-- Aim of the task --
Locate the string "title" in the listing below. Copy every line where it is found.
:: Rows
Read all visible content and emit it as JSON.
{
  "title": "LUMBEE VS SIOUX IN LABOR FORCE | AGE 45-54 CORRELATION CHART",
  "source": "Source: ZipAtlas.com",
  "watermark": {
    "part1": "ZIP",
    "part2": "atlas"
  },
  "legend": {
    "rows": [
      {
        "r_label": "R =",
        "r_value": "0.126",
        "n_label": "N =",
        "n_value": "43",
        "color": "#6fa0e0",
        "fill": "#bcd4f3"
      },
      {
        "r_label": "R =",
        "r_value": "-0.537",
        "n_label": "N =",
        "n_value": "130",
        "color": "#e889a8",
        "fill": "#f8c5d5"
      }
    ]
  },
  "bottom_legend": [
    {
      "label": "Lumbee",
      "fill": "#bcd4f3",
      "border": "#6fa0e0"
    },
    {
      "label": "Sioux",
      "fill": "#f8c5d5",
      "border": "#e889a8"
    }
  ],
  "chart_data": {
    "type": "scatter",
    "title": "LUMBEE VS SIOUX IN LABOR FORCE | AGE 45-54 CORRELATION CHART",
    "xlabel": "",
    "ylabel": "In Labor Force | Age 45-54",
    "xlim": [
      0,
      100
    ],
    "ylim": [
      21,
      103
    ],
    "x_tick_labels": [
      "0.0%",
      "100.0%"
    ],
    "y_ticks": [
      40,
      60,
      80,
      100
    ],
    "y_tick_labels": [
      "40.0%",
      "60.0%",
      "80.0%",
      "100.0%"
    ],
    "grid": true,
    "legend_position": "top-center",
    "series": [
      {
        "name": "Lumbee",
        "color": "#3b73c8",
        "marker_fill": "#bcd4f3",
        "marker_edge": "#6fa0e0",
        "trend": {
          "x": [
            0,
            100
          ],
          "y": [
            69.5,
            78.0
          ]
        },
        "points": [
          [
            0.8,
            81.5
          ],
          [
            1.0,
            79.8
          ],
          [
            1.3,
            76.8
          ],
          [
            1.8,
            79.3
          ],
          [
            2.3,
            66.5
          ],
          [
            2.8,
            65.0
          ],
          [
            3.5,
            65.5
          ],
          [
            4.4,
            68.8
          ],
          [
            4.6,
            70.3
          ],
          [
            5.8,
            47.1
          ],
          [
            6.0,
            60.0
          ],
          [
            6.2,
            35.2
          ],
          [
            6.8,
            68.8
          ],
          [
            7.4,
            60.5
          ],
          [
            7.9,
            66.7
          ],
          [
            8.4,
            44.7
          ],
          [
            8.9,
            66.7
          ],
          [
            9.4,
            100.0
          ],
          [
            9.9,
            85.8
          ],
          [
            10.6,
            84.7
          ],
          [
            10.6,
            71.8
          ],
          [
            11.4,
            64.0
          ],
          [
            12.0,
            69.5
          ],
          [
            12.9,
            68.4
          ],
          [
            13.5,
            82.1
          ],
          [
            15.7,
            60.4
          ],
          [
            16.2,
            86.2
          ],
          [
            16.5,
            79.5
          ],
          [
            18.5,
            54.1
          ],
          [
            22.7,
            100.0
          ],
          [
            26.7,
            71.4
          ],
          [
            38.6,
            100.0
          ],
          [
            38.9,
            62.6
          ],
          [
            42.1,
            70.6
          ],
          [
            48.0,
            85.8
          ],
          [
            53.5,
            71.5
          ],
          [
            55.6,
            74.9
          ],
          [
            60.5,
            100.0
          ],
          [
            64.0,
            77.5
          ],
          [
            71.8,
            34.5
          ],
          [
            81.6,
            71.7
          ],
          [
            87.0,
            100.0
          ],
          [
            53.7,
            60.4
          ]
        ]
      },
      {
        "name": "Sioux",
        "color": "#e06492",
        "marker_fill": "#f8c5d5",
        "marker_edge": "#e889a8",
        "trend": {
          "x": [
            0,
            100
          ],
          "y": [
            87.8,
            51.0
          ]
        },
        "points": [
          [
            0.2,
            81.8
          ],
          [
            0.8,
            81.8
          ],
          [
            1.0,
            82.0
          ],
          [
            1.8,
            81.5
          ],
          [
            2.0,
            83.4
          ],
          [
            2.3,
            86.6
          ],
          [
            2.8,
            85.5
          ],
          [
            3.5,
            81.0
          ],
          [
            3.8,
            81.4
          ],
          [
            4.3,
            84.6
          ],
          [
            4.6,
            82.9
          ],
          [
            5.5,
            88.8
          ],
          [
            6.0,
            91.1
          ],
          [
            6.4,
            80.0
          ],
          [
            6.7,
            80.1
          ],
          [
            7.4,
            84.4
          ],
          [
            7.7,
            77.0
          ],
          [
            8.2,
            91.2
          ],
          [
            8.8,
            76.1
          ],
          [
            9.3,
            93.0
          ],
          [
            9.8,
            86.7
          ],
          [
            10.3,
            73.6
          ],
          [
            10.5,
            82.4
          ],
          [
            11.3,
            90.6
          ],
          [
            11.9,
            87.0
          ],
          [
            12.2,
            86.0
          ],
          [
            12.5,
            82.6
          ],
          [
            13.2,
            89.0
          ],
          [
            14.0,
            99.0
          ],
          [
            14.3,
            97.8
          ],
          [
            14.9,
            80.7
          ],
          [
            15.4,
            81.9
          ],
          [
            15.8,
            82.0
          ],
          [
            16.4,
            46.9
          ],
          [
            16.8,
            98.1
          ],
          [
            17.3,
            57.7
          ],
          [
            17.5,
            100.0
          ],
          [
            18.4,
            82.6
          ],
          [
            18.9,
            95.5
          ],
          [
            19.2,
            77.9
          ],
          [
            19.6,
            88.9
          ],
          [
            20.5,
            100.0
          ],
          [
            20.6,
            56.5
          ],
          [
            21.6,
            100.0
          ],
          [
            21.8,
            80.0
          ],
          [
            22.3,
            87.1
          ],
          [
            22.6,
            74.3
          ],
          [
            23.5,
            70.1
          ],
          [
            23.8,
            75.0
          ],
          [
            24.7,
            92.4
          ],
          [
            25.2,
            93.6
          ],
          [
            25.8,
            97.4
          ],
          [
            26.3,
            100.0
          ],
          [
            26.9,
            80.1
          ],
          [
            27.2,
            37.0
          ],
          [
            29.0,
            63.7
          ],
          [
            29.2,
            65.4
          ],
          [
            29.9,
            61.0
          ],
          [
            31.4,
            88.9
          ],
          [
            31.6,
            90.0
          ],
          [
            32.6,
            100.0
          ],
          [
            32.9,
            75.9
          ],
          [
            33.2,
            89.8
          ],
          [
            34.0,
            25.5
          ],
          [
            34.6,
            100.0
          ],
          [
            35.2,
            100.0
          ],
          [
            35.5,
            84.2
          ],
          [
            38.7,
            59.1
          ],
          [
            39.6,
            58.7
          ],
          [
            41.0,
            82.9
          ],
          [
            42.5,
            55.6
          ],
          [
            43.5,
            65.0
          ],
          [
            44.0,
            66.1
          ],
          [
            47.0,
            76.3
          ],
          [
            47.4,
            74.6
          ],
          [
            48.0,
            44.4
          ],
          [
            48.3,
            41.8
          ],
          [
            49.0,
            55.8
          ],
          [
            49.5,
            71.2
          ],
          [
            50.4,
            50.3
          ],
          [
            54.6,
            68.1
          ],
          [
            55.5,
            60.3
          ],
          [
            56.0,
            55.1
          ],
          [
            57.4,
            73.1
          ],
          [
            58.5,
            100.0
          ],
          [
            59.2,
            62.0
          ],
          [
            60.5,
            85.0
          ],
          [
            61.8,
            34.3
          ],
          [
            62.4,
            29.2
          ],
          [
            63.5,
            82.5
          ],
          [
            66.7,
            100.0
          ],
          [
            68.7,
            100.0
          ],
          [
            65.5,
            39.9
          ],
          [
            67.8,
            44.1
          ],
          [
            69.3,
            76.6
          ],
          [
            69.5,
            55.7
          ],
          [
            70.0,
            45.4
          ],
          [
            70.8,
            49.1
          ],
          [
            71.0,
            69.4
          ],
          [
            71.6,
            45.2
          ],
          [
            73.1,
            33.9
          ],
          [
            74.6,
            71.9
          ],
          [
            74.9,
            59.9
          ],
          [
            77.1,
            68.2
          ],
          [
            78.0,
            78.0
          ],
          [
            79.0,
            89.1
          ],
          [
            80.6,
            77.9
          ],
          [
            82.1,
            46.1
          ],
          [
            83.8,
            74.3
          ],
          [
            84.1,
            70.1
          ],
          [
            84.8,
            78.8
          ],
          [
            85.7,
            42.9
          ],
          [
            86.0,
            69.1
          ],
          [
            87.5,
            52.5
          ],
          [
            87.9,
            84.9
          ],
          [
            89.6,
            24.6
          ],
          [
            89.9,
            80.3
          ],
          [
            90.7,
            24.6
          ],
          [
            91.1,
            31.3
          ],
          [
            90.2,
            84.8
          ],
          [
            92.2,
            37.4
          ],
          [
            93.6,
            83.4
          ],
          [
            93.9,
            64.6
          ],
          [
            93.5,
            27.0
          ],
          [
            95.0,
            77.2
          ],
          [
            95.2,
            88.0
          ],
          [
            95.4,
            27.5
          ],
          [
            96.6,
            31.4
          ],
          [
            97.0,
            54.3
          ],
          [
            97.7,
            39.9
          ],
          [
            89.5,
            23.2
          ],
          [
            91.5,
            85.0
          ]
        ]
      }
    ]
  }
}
::::
-- Response --
  "title": "LUMBEE VS SIOUX IN LABOR FORCE | AGE 45-54 CORRELATION CHART",
    "title": "LUMBEE VS SIOUX IN LABOR FORCE | AGE 45-54 CORRELATION CHART",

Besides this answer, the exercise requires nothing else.